■ **TASK STATEMENT**: Lift out each line of the data that holds "between".
# # # #
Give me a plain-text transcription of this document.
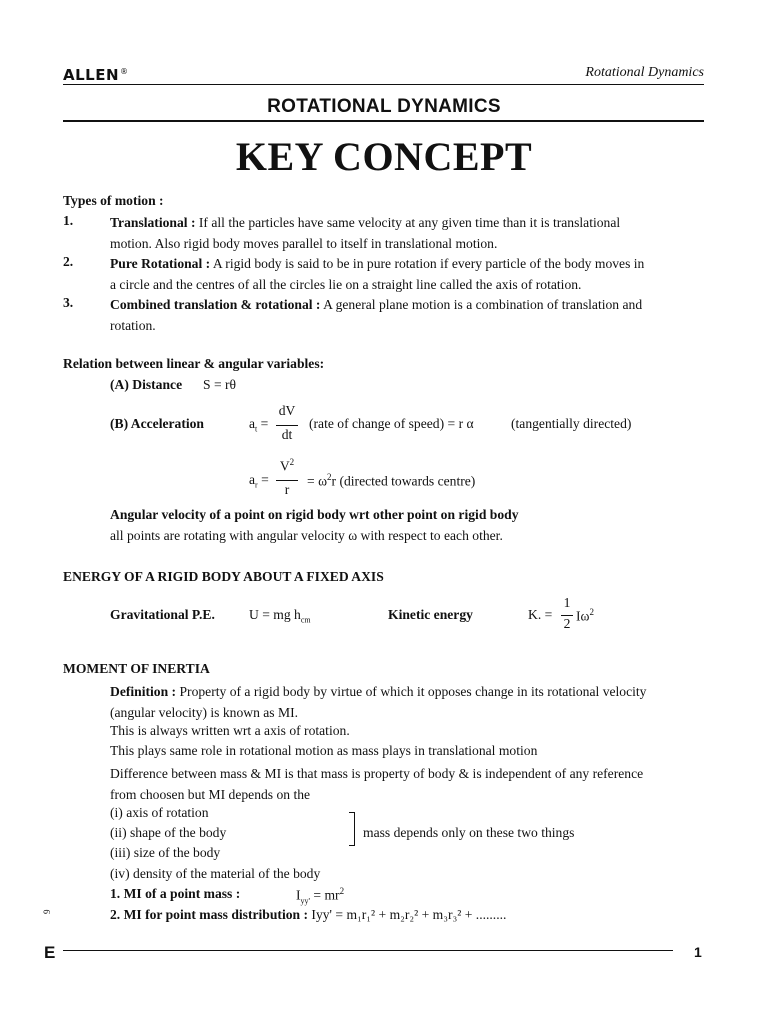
ALLEN®	Rotational Dynamics
ROTATIONAL DYNAMICS
KEY CONCEPT
Types of motion :
1.	Translational : If all the particles have same velocity at any given time than it is translational
motion. Also rigid body moves parallel to itself in translational motion.
2.	Pure Rotational : A rigid body is said to be in pure rotation if every particle of the body moves in
a circle and the centres of all the circles lie on a straight line called the axis of rotation.
3.	Combined translation & rotational : A general plane motion is a combination of translation and
rotation.
Relation between linear & angular variables:
(A) Distance S = rθ
(B) Acceleration	$a_t$ =
dV
dt
(rate of change of speed) = r α	(tangentially directed)
$a_r$ =
$V^2$
r
= $\omega^2r$ (directed towards centre)
Angular velocity of a point on rigid body wrt other point on rigid body
all points are rotating with angular velocity ω with respect to each other.
ENERGY OF A RIGID BODY ABOUT A FIXED AXIS
Gravitational P.E.	U = mg $h_{cm}$	Kinetic energy	K. =
1
2 $I\omega^2$
MOMENT OF INERTIA
Definition : Property of a rigid body by virtue of which it opposes change in its rotational velocity
(angular velocity) is known as MI.
This is always written wrt a axis of rotation.
This plays same role in rotational motion as mass plays in translational motion
Difference between mass & MI is that mass is property of body & is independent of any reference
from choosen but MI depends on the
(i) axis of rotation
(ii) shape of the body
(iii) size of the body
(iv) density of the material of the body
mass depends only on these two things
1. MI of a point mass :	$I_{yy'} = mr^2$
2. MI for point mass distribution : Iyy' = m₁r₁² + m₂r₂² + m₃r₃² + .........
9
E	1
# # # #
■ **OUTPUT FOR THIS EXERCISE**:
Relation between linear & angular variables:
Difference between mass & MI is that mass is property of body & is independent of any reference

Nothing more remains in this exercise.